**Stated exercise:** All the data must come back unchanged, except that pictures are left out.
[BEGIN Material]
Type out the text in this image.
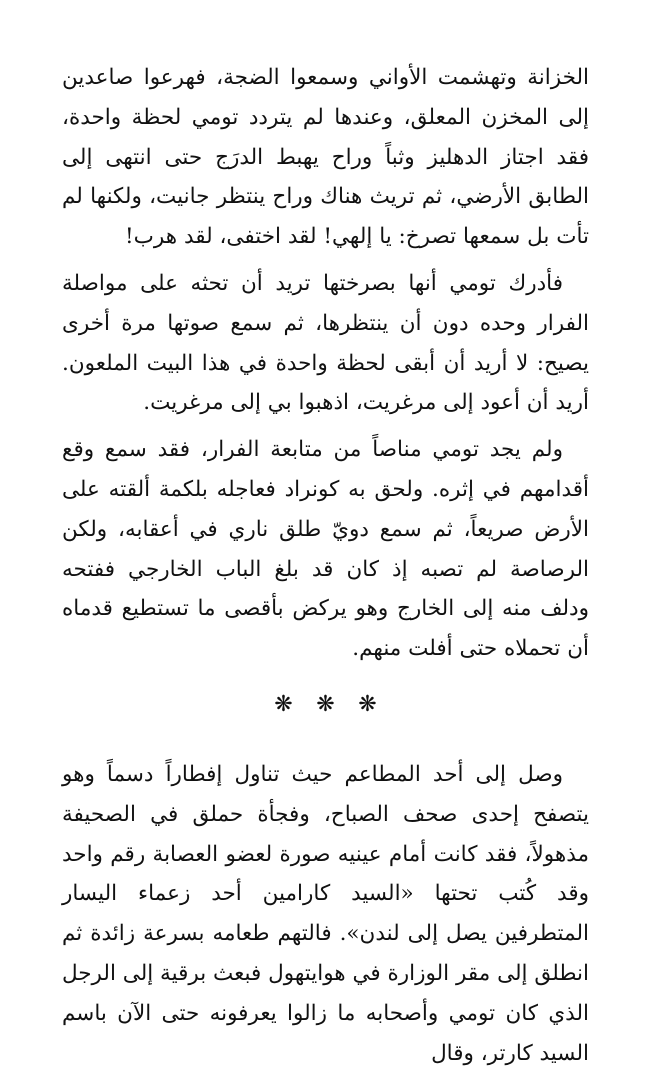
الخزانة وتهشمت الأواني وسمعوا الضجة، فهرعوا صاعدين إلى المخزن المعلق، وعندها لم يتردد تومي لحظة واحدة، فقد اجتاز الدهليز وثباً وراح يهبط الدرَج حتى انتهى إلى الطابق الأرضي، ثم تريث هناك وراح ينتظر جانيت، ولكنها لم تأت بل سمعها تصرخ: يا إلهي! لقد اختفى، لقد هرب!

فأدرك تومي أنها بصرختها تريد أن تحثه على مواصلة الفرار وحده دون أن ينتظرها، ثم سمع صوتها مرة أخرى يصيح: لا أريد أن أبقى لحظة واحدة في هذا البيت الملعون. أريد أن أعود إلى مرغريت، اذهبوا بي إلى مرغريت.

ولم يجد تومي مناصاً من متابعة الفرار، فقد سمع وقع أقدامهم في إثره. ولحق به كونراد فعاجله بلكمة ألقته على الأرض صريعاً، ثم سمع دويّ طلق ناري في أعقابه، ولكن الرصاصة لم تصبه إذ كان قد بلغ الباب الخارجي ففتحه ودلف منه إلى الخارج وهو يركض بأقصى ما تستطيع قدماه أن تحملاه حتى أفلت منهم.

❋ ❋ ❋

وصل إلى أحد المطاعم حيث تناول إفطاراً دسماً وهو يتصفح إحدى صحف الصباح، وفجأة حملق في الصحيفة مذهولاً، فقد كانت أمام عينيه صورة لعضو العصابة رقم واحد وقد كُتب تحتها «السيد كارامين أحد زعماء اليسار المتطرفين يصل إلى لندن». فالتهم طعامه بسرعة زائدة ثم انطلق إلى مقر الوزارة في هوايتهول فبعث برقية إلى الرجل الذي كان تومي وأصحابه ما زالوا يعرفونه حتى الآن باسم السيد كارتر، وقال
[END Material]
**Written response:**
Type out the text in this image.
الخزانة وتهشمت الأواني وسمعوا الضجة، فهرعوا صاعدين إلى المخزن المعلق، وعندها لم يتردد تومي لحظة واحدة، فقد اجتاز الدهليز وثباً وراح يهبط الدرَج حتى انتهى إلى الطابق الأرضي، ثم تريث هناك وراح ينتظر جانيت، ولكنها لم تأت بل سمعها تصرخ: يا إلهي! لقد اختفى، لقد هرب!

فأدرك تومي أنها بصرختها تريد أن تحثه على مواصلة الفرار وحده دون أن ينتظرها، ثم سمع صوتها مرة أخرى يصيح: لا أريد أن أبقى لحظة واحدة في هذا البيت الملعون. أريد أن أعود إلى مرغريت، اذهبوا بي إلى مرغريت.

ولم يجد تومي مناصاً من متابعة الفرار، فقد سمع وقع أقدامهم في إثره. ولحق به كونراد فعاجله بلكمة ألقته على الأرض صريعاً، ثم سمع دويّ طلق ناري في أعقابه، ولكن الرصاصة لم تصبه إذ كان قد بلغ الباب الخارجي ففتحه ودلف منه إلى الخارج وهو يركض بأقصى ما تستطيع قدماه أن تحملاه حتى أفلت منهم.

❋ ❋ ❋

وصل إلى أحد المطاعم حيث تناول إفطاراً دسماً وهو يتصفح إحدى صحف الصباح، وفجأة حملق في الصحيفة مذهولاً، فقد كانت أمام عينيه صورة لعضو العصابة رقم واحد وقد كُتب تحتها «السيد كارامين أحد زعماء اليسار المتطرفين يصل إلى لندن». فالتهم طعامه بسرعة زائدة ثم انطلق إلى مقر الوزارة في هوايتهول فبعث برقية إلى الرجل الذي كان تومي وأصحابه ما زالوا يعرفونه حتى الآن باسم السيد كارتر، وقال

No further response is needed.